> **Do this**:
Restate the whole listing word for word. Pictures are left out.

(begin)

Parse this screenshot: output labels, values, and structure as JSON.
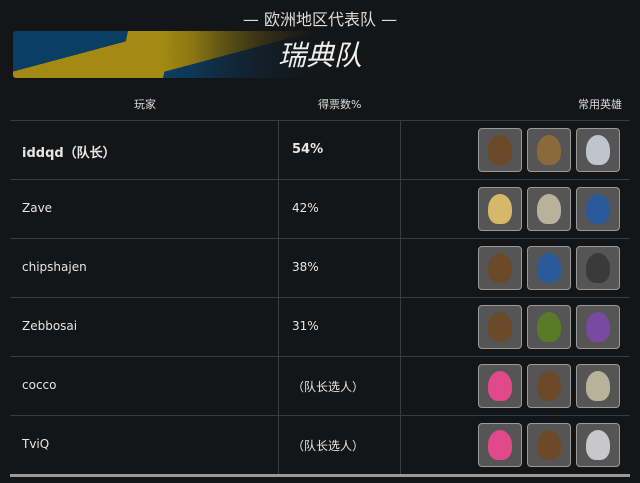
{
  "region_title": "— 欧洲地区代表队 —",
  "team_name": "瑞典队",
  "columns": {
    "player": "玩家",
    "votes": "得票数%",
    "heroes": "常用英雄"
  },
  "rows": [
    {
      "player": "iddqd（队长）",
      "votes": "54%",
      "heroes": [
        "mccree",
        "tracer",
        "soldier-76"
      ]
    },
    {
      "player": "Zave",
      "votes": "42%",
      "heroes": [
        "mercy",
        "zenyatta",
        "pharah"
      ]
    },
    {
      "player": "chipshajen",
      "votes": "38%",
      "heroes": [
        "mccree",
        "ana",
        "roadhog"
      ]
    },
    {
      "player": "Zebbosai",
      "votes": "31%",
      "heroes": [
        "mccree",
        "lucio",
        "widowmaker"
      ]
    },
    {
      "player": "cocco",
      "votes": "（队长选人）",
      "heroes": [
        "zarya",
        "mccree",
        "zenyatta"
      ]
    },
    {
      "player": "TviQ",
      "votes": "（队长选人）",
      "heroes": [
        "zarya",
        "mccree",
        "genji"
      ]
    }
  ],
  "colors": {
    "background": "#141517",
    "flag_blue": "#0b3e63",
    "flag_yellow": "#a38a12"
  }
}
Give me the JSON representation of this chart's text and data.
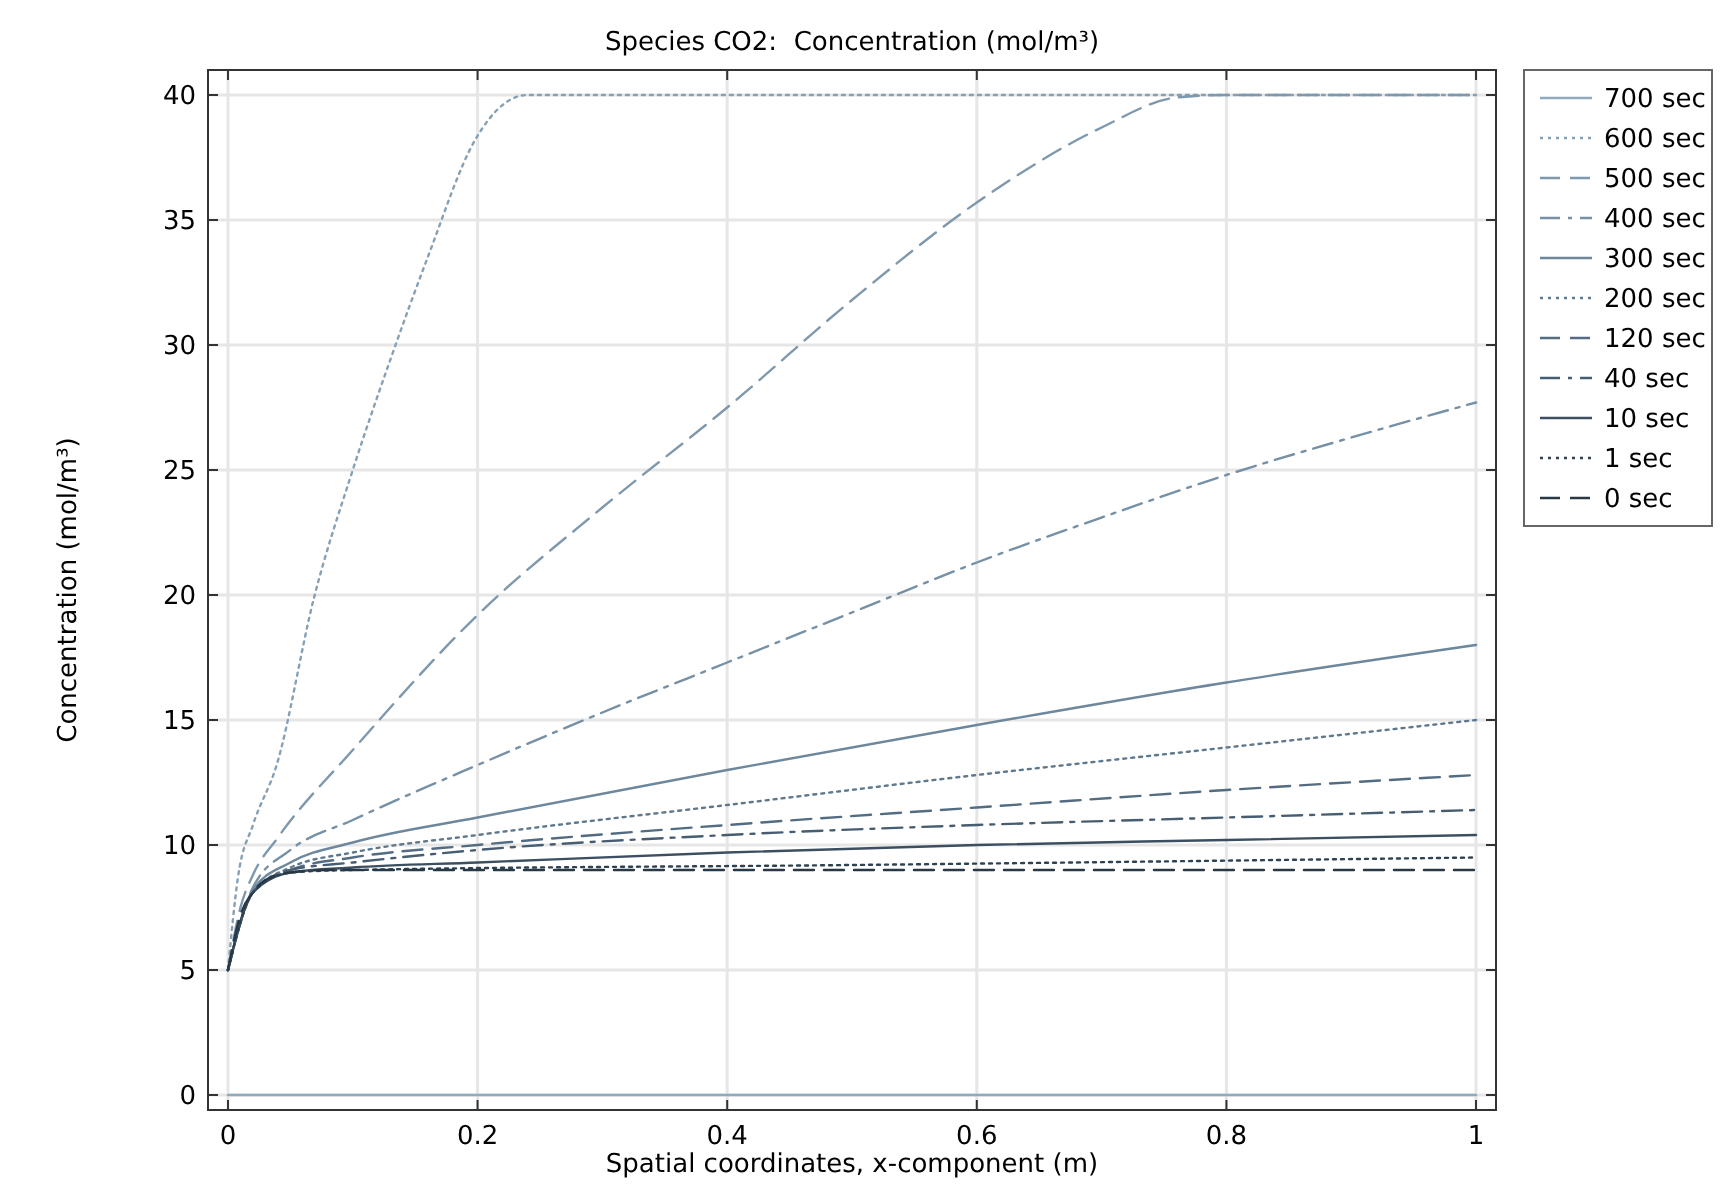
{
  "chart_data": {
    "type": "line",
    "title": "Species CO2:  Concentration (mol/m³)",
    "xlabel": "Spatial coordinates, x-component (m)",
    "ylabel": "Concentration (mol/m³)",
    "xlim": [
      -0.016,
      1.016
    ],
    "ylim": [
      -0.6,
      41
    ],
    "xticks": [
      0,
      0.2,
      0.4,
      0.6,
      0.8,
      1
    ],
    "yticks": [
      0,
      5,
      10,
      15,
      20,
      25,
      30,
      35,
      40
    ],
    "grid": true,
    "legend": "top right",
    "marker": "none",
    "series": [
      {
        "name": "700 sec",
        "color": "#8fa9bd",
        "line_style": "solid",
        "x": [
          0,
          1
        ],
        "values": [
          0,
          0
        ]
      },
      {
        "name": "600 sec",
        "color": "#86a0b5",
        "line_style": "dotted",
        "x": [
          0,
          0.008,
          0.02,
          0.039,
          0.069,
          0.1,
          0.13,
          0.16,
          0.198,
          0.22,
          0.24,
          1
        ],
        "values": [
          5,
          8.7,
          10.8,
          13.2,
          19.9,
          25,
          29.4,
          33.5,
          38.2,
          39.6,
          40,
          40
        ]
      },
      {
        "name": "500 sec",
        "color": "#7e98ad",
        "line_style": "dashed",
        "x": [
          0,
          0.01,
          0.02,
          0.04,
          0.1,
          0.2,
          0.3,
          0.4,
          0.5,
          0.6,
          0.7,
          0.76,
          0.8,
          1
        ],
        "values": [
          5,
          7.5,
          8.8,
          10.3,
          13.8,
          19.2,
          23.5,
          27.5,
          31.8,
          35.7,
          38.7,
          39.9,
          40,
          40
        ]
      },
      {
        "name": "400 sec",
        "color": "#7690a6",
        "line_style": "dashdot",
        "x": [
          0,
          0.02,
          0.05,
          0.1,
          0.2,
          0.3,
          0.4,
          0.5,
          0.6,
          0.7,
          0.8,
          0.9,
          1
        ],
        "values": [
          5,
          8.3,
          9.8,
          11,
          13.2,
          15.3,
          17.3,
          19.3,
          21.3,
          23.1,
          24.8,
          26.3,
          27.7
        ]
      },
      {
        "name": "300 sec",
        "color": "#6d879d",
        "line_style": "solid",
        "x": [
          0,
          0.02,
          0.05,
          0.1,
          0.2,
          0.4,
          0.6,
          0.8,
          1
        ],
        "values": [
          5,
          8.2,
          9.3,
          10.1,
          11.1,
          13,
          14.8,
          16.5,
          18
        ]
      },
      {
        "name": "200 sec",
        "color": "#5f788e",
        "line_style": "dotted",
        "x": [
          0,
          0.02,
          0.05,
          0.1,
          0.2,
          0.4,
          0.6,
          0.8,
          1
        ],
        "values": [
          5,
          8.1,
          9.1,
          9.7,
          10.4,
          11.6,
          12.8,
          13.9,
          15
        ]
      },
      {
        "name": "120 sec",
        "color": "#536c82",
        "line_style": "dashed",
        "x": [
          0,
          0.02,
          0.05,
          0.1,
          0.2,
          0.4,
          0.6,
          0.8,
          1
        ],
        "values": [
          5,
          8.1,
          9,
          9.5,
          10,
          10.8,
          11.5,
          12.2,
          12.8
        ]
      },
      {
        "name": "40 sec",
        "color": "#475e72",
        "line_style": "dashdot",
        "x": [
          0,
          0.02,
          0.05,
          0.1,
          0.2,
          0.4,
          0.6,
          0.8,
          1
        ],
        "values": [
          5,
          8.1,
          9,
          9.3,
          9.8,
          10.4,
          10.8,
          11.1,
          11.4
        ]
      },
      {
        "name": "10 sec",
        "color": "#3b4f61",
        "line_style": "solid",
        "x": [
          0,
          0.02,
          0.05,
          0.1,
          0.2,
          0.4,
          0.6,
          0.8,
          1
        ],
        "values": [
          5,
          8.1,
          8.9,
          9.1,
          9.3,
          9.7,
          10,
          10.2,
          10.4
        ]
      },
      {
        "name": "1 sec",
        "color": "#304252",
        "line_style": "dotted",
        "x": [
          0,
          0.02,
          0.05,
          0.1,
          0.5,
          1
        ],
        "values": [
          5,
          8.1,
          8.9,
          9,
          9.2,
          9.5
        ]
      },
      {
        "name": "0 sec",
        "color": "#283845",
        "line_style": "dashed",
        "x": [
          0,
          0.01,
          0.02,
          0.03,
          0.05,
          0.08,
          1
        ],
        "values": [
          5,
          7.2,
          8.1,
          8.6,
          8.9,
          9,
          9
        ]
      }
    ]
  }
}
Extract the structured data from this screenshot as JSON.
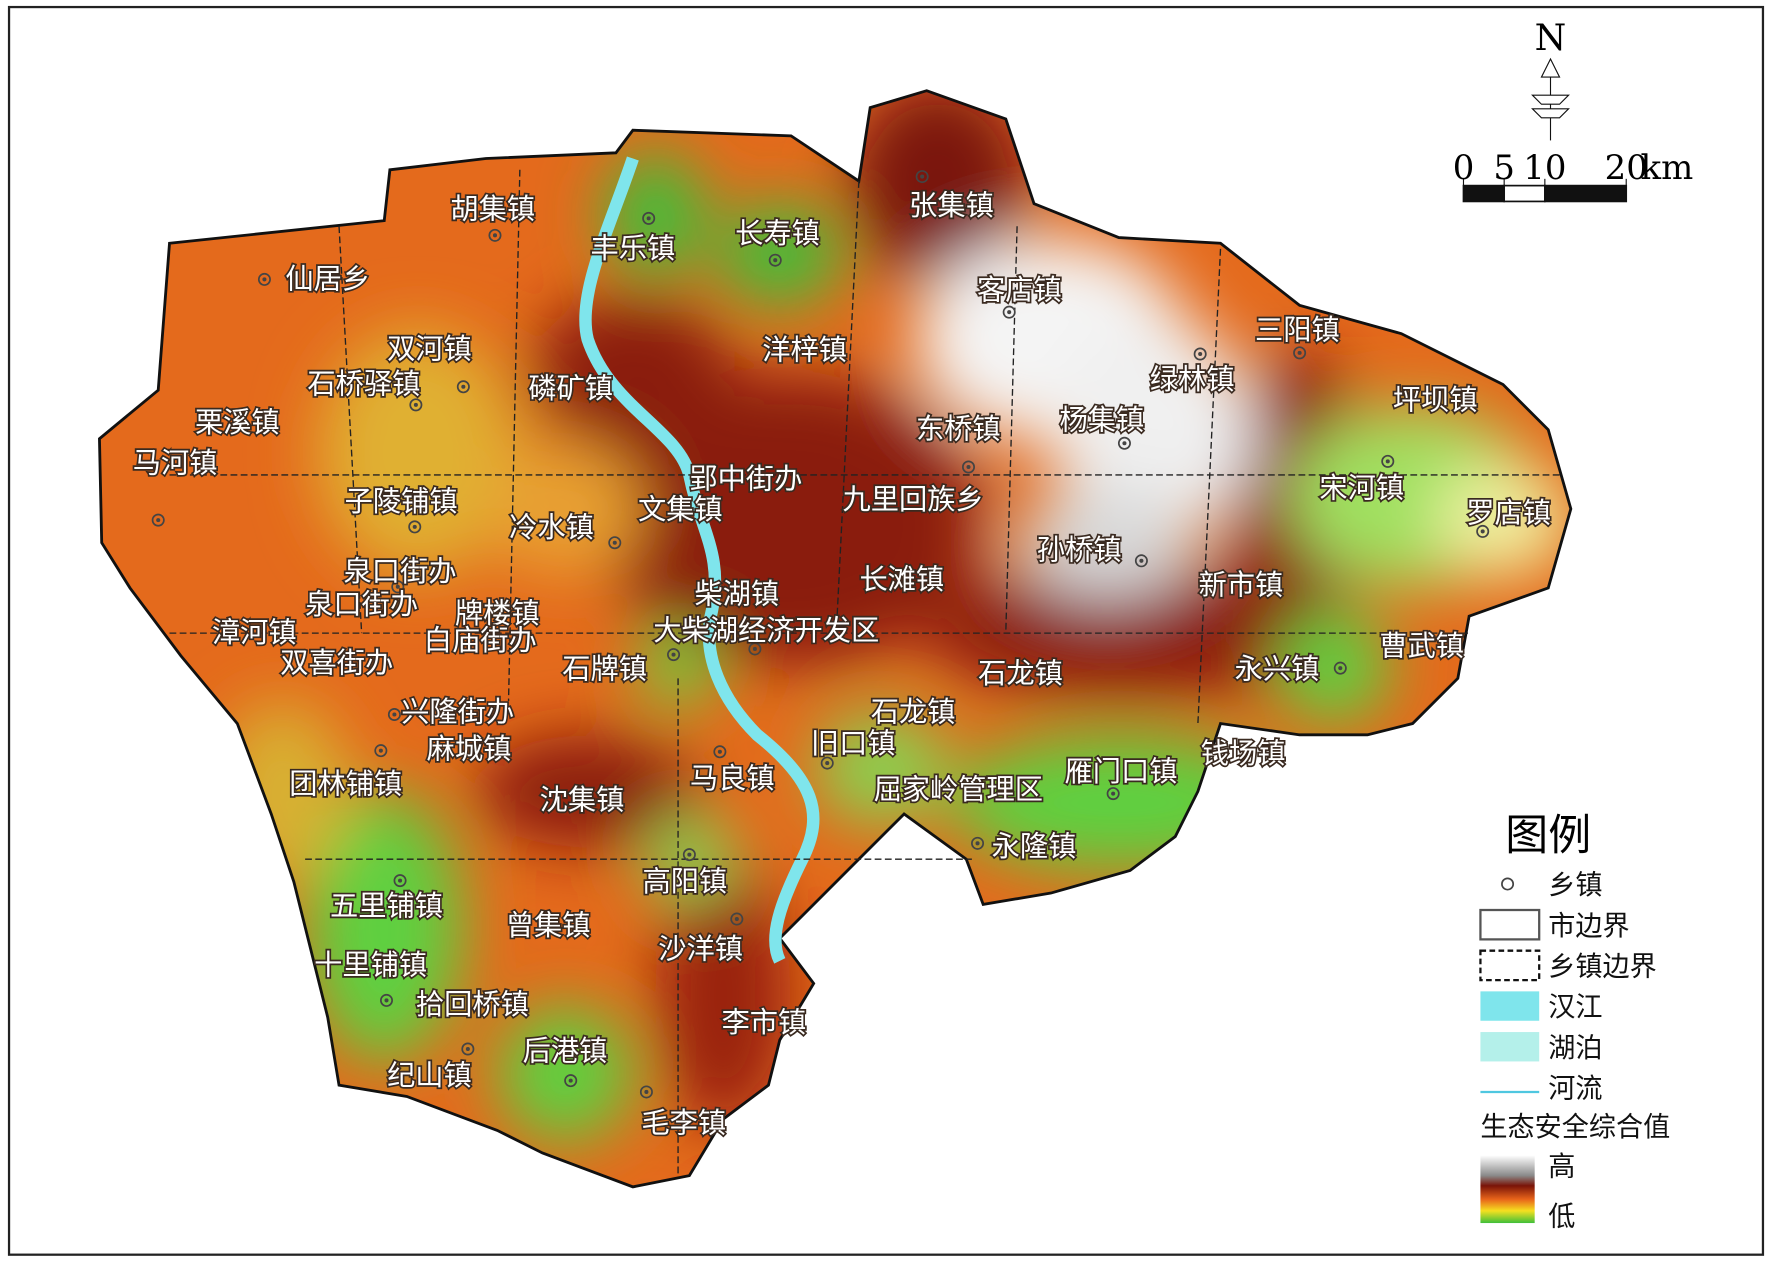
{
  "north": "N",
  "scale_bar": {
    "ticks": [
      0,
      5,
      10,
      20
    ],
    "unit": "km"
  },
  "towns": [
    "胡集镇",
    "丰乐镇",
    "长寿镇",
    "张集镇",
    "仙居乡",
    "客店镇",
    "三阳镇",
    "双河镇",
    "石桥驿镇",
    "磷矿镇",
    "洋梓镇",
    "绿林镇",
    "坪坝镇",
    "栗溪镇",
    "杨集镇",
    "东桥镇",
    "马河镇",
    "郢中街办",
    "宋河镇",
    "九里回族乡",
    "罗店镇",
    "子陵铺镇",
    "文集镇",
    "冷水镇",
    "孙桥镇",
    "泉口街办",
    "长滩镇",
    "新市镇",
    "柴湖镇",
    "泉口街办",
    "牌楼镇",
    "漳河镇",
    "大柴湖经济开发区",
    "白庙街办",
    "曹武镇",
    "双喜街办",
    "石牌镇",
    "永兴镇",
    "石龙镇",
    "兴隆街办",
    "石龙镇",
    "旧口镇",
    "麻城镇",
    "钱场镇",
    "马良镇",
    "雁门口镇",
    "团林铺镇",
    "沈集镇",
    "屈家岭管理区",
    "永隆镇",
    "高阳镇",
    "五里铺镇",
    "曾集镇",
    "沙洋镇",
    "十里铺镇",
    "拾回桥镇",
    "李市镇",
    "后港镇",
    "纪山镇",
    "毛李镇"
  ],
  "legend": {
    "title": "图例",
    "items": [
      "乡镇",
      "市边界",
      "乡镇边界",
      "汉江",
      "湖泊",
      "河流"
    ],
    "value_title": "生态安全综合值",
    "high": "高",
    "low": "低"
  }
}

(end)

> **Written solution**:
Parse this screenshot: output labels, values, and structure as JSON.
{
  "region_title": "— 欧洲地区代表队 —",
  "team_name": "瑞典队",
  "columns": {
    "player": "玩家",
    "votes": "得票数%",
    "heroes": "常用英雄"
  },
  "rows": [
    {
      "player": "iddqd（队长）",
      "votes": "54%",
      "heroes": [
        "mccree",
        "tracer",
        "soldier-76"
      ]
    },
    {
      "player": "Zave",
      "votes": "42%",
      "heroes": [
        "mercy",
        "zenyatta",
        "pharah"
      ]
    },
    {
      "player": "chipshajen",
      "votes": "38%",
      "heroes": [
        "mccree",
        "ana",
        "roadhog"
      ]
    },
    {
      "player": "Zebbosai",
      "votes": "31%",
      "heroes": [
        "mccree",
        "lucio",
        "widowmaker"
      ]
    },
    {
      "player": "cocco",
      "votes": "（队长选人）",
      "heroes": [
        "zarya",
        "mccree",
        "zenyatta"
      ]
    },
    {
      "player": "TviQ",
      "votes": "（队长选人）",
      "heroes": [
        "zarya",
        "mccree",
        "genji"
      ]
    }
  ],
  "colors": {
    "background": "#141517",
    "flag_blue": "#0b3e63",
    "flag_yellow": "#a38a12"
  }
}
Give me the JSON representation of this chart's text and data.
{
  "chart_data": {
    "type": "line",
    "title": "Species CO2:  Concentration (mol/m³)",
    "xlabel": "Spatial coordinates, x-component (m)",
    "ylabel": "Concentration (mol/m³)",
    "xlim": [
      -0.016,
      1.016
    ],
    "ylim": [
      -0.6,
      41
    ],
    "xticks": [
      0,
      0.2,
      0.4,
      0.6,
      0.8,
      1
    ],
    "yticks": [
      0,
      5,
      10,
      15,
      20,
      25,
      30,
      35,
      40
    ],
    "grid": true,
    "legend": "top right",
    "marker": "none",
    "series": [
      {
        "name": "700 sec",
        "color": "#8fa9bd",
        "line_style": "solid",
        "x": [
          0,
          1
        ],
        "values": [
          0,
          0
        ]
      },
      {
        "name": "600 sec",
        "color": "#86a0b5",
        "line_style": "dotted",
        "x": [
          0,
          0.008,
          0.02,
          0.039,
          0.069,
          0.1,
          0.13,
          0.16,
          0.198,
          0.22,
          0.24,
          1
        ],
        "values": [
          5,
          8.7,
          10.8,
          13.2,
          19.9,
          25,
          29.4,
          33.5,
          38.2,
          39.6,
          40,
          40
        ]
      },
      {
        "name": "500 sec",
        "color": "#7e98ad",
        "line_style": "dashed",
        "x": [
          0,
          0.01,
          0.02,
          0.04,
          0.1,
          0.2,
          0.3,
          0.4,
          0.5,
          0.6,
          0.7,
          0.76,
          0.8,
          1
        ],
        "values": [
          5,
          7.5,
          8.8,
          10.3,
          13.8,
          19.2,
          23.5,
          27.5,
          31.8,
          35.7,
          38.7,
          39.9,
          40,
          40
        ]
      },
      {
        "name": "400 sec",
        "color": "#7690a6",
        "line_style": "dashdot",
        "x": [
          0,
          0.02,
          0.05,
          0.1,
          0.2,
          0.3,
          0.4,
          0.5,
          0.6,
          0.7,
          0.8,
          0.9,
          1
        ],
        "values": [
          5,
          8.3,
          9.8,
          11,
          13.2,
          15.3,
          17.3,
          19.3,
          21.3,
          23.1,
          24.8,
          26.3,
          27.7
        ]
      },
      {
        "name": "300 sec",
        "color": "#6d879d",
        "line_style": "solid",
        "x": [
          0,
          0.02,
          0.05,
          0.1,
          0.2,
          0.4,
          0.6,
          0.8,
          1
        ],
        "values": [
          5,
          8.2,
          9.3,
          10.1,
          11.1,
          13,
          14.8,
          16.5,
          18
        ]
      },
      {
        "name": "200 sec",
        "color": "#5f788e",
        "line_style": "dotted",
        "x": [
          0,
          0.02,
          0.05,
          0.1,
          0.2,
          0.4,
          0.6,
          0.8,
          1
        ],
        "values": [
          5,
          8.1,
          9.1,
          9.7,
          10.4,
          11.6,
          12.8,
          13.9,
          15
        ]
      },
      {
        "name": "120 sec",
        "color": "#536c82",
        "line_style": "dashed",
        "x": [
          0,
          0.02,
          0.05,
          0.1,
          0.2,
          0.4,
          0.6,
          0.8,
          1
        ],
        "values": [
          5,
          8.1,
          9,
          9.5,
          10,
          10.8,
          11.5,
          12.2,
          12.8
        ]
      },
      {
        "name": "40 sec",
        "color": "#475e72",
        "line_style": "dashdot",
        "x": [
          0,
          0.02,
          0.05,
          0.1,
          0.2,
          0.4,
          0.6,
          0.8,
          1
        ],
        "values": [
          5,
          8.1,
          9,
          9.3,
          9.8,
          10.4,
          10.8,
          11.1,
          11.4
        ]
      },
      {
        "name": "10 sec",
        "color": "#3b4f61",
        "line_style": "solid",
        "x": [
          0,
          0.02,
          0.05,
          0.1,
          0.2,
          0.4,
          0.6,
          0.8,
          1
        ],
        "values": [
          5,
          8.1,
          8.9,
          9.1,
          9.3,
          9.7,
          10,
          10.2,
          10.4
        ]
      },
      {
        "name": "1 sec",
        "color": "#304252",
        "line_style": "dotted",
        "x": [
          0,
          0.02,
          0.05,
          0.1,
          0.5,
          1
        ],
        "values": [
          5,
          8.1,
          8.9,
          9,
          9.2,
          9.5
        ]
      },
      {
        "name": "0 sec",
        "color": "#283845",
        "line_style": "dashed",
        "x": [
          0,
          0.01,
          0.02,
          0.03,
          0.05,
          0.08,
          1
        ],
        "values": [
          5,
          7.2,
          8.1,
          8.6,
          8.9,
          9,
          9
        ]
      }
    ]
  }
}
Extract the structured data from this screenshot as JSON.
{
  "north": "N",
  "scale_bar": {
    "ticks": [
      0,
      5,
      10,
      20
    ],
    "unit": "km"
  },
  "towns": [
    "胡集镇",
    "丰乐镇",
    "长寿镇",
    "张集镇",
    "仙居乡",
    "客店镇",
    "三阳镇",
    "双河镇",
    "石桥驿镇",
    "磷矿镇",
    "洋梓镇",
    "绿林镇",
    "坪坝镇",
    "栗溪镇",
    "杨集镇",
    "东桥镇",
    "马河镇",
    "郢中街办",
    "宋河镇",
    "九里回族乡",
    "罗店镇",
    "子陵铺镇",
    "文集镇",
    "冷水镇",
    "孙桥镇",
    "泉口街办",
    "长滩镇",
    "新市镇",
    "柴湖镇",
    "泉口街办",
    "牌楼镇",
    "漳河镇",
    "大柴湖经济开发区",
    "白庙街办",
    "曹武镇",
    "双喜街办",
    "石牌镇",
    "永兴镇",
    "石龙镇",
    "兴隆街办",
    "石龙镇",
    "旧口镇",
    "麻城镇",
    "钱场镇",
    "马良镇",
    "雁门口镇",
    "团林铺镇",
    "沈集镇",
    "屈家岭管理区",
    "永隆镇",
    "高阳镇",
    "五里铺镇",
    "曾集镇",
    "沙洋镇",
    "十里铺镇",
    "拾回桥镇",
    "李市镇",
    "后港镇",
    "纪山镇",
    "毛李镇"
  ],
  "legend": {
    "title": "图例",
    "items": [
      "乡镇",
      "市边界",
      "乡镇边界",
      "汉江",
      "湖泊",
      "河流"
    ],
    "value_title": "生态安全综合值",
    "high": "高",
    "low": "低"
  }
}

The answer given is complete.